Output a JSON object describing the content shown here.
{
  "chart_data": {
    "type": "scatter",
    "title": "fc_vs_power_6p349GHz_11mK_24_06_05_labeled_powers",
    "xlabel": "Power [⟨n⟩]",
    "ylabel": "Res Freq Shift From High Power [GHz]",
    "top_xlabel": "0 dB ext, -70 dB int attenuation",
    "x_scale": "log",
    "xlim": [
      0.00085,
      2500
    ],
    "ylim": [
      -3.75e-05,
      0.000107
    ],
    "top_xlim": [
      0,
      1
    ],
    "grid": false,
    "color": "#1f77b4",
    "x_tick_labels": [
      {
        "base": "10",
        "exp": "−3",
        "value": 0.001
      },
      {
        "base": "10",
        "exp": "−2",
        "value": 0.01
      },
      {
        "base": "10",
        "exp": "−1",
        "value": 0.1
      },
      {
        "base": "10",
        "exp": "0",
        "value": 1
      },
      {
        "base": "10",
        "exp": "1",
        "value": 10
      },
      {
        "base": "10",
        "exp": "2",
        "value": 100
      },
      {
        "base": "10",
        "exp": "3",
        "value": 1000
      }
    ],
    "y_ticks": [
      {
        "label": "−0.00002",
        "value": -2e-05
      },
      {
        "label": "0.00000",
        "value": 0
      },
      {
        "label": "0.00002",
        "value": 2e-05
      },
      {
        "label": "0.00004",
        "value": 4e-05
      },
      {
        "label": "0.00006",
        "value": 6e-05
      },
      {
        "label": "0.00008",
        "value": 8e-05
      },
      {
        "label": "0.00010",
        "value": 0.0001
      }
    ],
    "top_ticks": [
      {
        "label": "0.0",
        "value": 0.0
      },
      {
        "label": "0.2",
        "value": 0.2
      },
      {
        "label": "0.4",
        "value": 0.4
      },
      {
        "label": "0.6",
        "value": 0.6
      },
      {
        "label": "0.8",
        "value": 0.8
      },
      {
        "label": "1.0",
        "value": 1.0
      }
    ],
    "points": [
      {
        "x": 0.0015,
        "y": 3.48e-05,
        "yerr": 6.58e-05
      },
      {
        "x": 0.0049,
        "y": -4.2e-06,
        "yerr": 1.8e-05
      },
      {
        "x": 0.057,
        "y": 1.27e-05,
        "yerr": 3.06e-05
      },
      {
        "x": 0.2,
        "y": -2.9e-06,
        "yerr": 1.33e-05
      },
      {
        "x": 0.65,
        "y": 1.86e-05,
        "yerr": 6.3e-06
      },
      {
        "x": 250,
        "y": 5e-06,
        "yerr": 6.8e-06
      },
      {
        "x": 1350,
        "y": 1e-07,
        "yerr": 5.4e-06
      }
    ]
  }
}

------------------------

▶ Task directions: Copy out the full material exactly as it appears.

▶ Solution for this task:
Output a JSON object describing the content shown here.
{
  "chart_data": {
    "type": "scatter",
    "title": "fc_vs_power_6p349GHz_11mK_24_06_05_labeled_powers",
    "xlabel": "Power [⟨n⟩]",
    "ylabel": "Res Freq Shift From High Power [GHz]",
    "top_xlabel": "0 dB ext, -70 dB int attenuation",
    "x_scale": "log",
    "xlim": [
      0.00085,
      2500
    ],
    "ylim": [
      -3.75e-05,
      0.000107
    ],
    "top_xlim": [
      0,
      1
    ],
    "grid": false,
    "color": "#1f77b4",
    "x_tick_labels": [
      {
        "base": "10",
        "exp": "−3",
        "value": 0.001
      },
      {
        "base": "10",
        "exp": "−2",
        "value": 0.01
      },
      {
        "base": "10",
        "exp": "−1",
        "value": 0.1
      },
      {
        "base": "10",
        "exp": "0",
        "value": 1
      },
      {
        "base": "10",
        "exp": "1",
        "value": 10
      },
      {
        "base": "10",
        "exp": "2",
        "value": 100
      },
      {
        "base": "10",
        "exp": "3",
        "value": 1000
      }
    ],
    "y_ticks": [
      {
        "label": "−0.00002",
        "value": -2e-05
      },
      {
        "label": "0.00000",
        "value": 0
      },
      {
        "label": "0.00002",
        "value": 2e-05
      },
      {
        "label": "0.00004",
        "value": 4e-05
      },
      {
        "label": "0.00006",
        "value": 6e-05
      },
      {
        "label": "0.00008",
        "value": 8e-05
      },
      {
        "label": "0.00010",
        "value": 0.0001
      }
    ],
    "top_ticks": [
      {
        "label": "0.0",
        "value": 0.0
      },
      {
        "label": "0.2",
        "value": 0.2
      },
      {
        "label": "0.4",
        "value": 0.4
      },
      {
        "label": "0.6",
        "value": 0.6
      },
      {
        "label": "0.8",
        "value": 0.8
      },
      {
        "label": "1.0",
        "value": 1.0
      }
    ],
    "points": [
      {
        "x": 0.0015,
        "y": 3.48e-05,
        "yerr": 6.58e-05
      },
      {
        "x": 0.0049,
        "y": -4.2e-06,
        "yerr": 1.8e-05
      },
      {
        "x": 0.057,
        "y": 1.27e-05,
        "yerr": 3.06e-05
      },
      {
        "x": 0.2,
        "y": -2.9e-06,
        "yerr": 1.33e-05
      },
      {
        "x": 0.65,
        "y": 1.86e-05,
        "yerr": 6.3e-06
      },
      {
        "x": 250,
        "y": 5e-06,
        "yerr": 6.8e-06
      },
      {
        "x": 1350,
        "y": 1e-07,
        "yerr": 5.4e-06
      }
    ]
  }
}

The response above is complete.